WHAT THIS TASK INVOLVES:
Retype every entry word for word.

- - -

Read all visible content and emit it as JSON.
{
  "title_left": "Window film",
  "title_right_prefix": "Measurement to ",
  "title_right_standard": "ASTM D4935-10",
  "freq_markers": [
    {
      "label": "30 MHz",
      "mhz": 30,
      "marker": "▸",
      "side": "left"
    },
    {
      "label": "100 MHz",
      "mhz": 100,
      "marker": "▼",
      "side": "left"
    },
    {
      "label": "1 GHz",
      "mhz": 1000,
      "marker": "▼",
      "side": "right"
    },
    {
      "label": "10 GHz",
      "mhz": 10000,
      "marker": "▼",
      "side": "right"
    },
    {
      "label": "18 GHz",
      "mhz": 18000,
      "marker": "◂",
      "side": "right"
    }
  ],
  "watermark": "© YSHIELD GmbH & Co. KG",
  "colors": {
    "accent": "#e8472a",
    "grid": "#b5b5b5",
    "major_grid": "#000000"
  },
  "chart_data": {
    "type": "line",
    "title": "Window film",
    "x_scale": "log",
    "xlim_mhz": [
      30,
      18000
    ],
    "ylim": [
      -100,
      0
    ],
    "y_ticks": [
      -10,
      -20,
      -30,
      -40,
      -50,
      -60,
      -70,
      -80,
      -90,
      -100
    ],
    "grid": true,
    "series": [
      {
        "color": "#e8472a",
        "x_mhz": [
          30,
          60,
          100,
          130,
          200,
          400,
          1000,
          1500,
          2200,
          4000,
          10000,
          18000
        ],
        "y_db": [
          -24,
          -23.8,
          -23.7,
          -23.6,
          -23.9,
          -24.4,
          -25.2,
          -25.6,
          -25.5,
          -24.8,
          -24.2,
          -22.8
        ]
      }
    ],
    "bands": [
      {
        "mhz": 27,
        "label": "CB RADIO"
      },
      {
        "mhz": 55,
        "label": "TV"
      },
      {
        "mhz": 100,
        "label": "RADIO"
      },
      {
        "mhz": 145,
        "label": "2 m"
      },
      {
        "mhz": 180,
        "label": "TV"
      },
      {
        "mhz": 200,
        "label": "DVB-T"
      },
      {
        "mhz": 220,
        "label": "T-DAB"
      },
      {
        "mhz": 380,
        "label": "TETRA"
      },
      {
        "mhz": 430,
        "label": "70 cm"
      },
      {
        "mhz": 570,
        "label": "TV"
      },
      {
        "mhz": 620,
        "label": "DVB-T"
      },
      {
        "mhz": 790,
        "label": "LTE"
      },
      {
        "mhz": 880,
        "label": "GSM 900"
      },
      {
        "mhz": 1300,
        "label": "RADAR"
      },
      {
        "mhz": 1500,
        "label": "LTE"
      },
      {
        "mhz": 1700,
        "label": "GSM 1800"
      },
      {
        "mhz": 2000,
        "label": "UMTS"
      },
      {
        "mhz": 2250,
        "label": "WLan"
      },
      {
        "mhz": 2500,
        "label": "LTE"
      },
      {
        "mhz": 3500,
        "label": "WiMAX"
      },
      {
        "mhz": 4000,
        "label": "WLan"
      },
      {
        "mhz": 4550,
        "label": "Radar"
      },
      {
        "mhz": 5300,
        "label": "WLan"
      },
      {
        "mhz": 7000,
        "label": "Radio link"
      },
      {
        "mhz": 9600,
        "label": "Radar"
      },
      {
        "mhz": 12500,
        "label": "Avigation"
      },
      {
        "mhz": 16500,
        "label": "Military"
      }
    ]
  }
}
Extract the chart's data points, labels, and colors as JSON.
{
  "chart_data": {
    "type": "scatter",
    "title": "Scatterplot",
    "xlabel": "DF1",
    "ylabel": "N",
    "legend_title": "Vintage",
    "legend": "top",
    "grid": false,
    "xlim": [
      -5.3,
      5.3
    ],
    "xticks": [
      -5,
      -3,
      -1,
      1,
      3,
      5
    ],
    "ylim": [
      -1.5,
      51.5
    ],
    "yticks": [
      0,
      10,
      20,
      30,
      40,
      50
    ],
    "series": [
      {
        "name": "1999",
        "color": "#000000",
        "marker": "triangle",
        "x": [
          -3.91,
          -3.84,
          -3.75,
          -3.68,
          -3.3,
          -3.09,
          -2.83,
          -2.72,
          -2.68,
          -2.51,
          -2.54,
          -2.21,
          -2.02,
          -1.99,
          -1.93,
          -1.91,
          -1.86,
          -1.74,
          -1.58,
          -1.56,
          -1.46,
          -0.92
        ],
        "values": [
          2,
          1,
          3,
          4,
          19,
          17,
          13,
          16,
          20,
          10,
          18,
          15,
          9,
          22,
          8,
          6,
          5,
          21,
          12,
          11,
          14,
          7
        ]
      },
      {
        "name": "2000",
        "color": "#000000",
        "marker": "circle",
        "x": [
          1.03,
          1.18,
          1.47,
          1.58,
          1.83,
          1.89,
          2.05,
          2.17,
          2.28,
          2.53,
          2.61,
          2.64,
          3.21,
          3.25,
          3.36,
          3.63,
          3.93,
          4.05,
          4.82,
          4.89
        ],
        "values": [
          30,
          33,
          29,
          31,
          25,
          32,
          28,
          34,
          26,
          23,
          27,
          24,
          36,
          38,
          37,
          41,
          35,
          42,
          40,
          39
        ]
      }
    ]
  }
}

- - -

SOLUTION:
Read all visible content and emit it as JSON.
{
  "title_left": "Window film",
  "title_right_prefix": "Measurement to ",
  "title_right_standard": "ASTM D4935-10",
  "freq_markers": [
    {
      "label": "30 MHz",
      "mhz": 30,
      "marker": "▸",
      "side": "left"
    },
    {
      "label": "100 MHz",
      "mhz": 100,
      "marker": "▼",
      "side": "left"
    },
    {
      "label": "1 GHz",
      "mhz": 1000,
      "marker": "▼",
      "side": "right"
    },
    {
      "label": "10 GHz",
      "mhz": 10000,
      "marker": "▼",
      "side": "right"
    },
    {
      "label": "18 GHz",
      "mhz": 18000,
      "marker": "◂",
      "side": "right"
    }
  ],
  "watermark": "© YSHIELD GmbH & Co. KG",
  "colors": {
    "accent": "#e8472a",
    "grid": "#b5b5b5",
    "major_grid": "#000000"
  },
  "chart_data": {
    "type": "line",
    "title": "Window film",
    "x_scale": "log",
    "xlim_mhz": [
      30,
      18000
    ],
    "ylim": [
      -100,
      0
    ],
    "y_ticks": [
      -10,
      -20,
      -30,
      -40,
      -50,
      -60,
      -70,
      -80,
      -90,
      -100
    ],
    "grid": true,
    "series": [
      {
        "color": "#e8472a",
        "x_mhz": [
          30,
          60,
          100,
          130,
          200,
          400,
          1000,
          1500,
          2200,
          4000,
          10000,
          18000
        ],
        "y_db": [
          -24,
          -23.8,
          -23.7,
          -23.6,
          -23.9,
          -24.4,
          -25.2,
          -25.6,
          -25.5,
          -24.8,
          -24.2,
          -22.8
        ]
      }
    ],
    "bands": [
      {
        "mhz": 27,
        "label": "CB RADIO"
      },
      {
        "mhz": 55,
        "label": "TV"
      },
      {
        "mhz": 100,
        "label": "RADIO"
      },
      {
        "mhz": 145,
        "label": "2 m"
      },
      {
        "mhz": 180,
        "label": "TV"
      },
      {
        "mhz": 200,
        "label": "DVB-T"
      },
      {
        "mhz": 220,
        "label": "T-DAB"
      },
      {
        "mhz": 380,
        "label": "TETRA"
      },
      {
        "mhz": 430,
        "label": "70 cm"
      },
      {
        "mhz": 570,
        "label": "TV"
      },
      {
        "mhz": 620,
        "label": "DVB-T"
      },
      {
        "mhz": 790,
        "label": "LTE"
      },
      {
        "mhz": 880,
        "label": "GSM 900"
      },
      {
        "mhz": 1300,
        "label": "RADAR"
      },
      {
        "mhz": 1500,
        "label": "LTE"
      },
      {
        "mhz": 1700,
        "label": "GSM 1800"
      },
      {
        "mhz": 2000,
        "label": "UMTS"
      },
      {
        "mhz": 2250,
        "label": "WLan"
      },
      {
        "mhz": 2500,
        "label": "LTE"
      },
      {
        "mhz": 3500,
        "label": "WiMAX"
      },
      {
        "mhz": 4000,
        "label": "WLan"
      },
      {
        "mhz": 4550,
        "label": "Radar"
      },
      {
        "mhz": 5300,
        "label": "WLan"
      },
      {
        "mhz": 7000,
        "label": "Radio link"
      },
      {
        "mhz": 9600,
        "label": "Radar"
      },
      {
        "mhz": 12500,
        "label": "Avigation"
      },
      {
        "mhz": 16500,
        "label": "Military"
      }
    ]
  }
}
Extract the chart's data points, labels, and colors as JSON.
{
  "chart_data": {
    "type": "scatter",
    "title": "Scatterplot",
    "xlabel": "DF1",
    "ylabel": "N",
    "legend_title": "Vintage",
    "legend": "top",
    "grid": false,
    "xlim": [
      -5.3,
      5.3
    ],
    "xticks": [
      -5,
      -3,
      -1,
      1,
      3,
      5
    ],
    "ylim": [
      -1.5,
      51.5
    ],
    "yticks": [
      0,
      10,
      20,
      30,
      40,
      50
    ],
    "series": [
      {
        "name": "1999",
        "color": "#000000",
        "marker": "triangle",
        "x": [
          -3.91,
          -3.84,
          -3.75,
          -3.68,
          -3.3,
          -3.09,
          -2.83,
          -2.72,
          -2.68,
          -2.51,
          -2.54,
          -2.21,
          -2.02,
          -1.99,
          -1.93,
          -1.91,
          -1.86,
          -1.74,
          -1.58,
          -1.56,
          -1.46,
          -0.92
        ],
        "values": [
          2,
          1,
          3,
          4,
          19,
          17,
          13,
          16,
          20,
          10,
          18,
          15,
          9,
          22,
          8,
          6,
          5,
          21,
          12,
          11,
          14,
          7
        ]
      },
      {
        "name": "2000",
        "color": "#000000",
        "marker": "circle",
        "x": [
          1.03,
          1.18,
          1.47,
          1.58,
          1.83,
          1.89,
          2.05,
          2.17,
          2.28,
          2.53,
          2.61,
          2.64,
          3.21,
          3.25,
          3.36,
          3.63,
          3.93,
          4.05,
          4.82,
          4.89
        ],
        "values": [
          30,
          33,
          29,
          31,
          25,
          32,
          28,
          34,
          26,
          23,
          27,
          24,
          36,
          38,
          37,
          41,
          35,
          42,
          40,
          39
        ]
      }
    ]
  }
}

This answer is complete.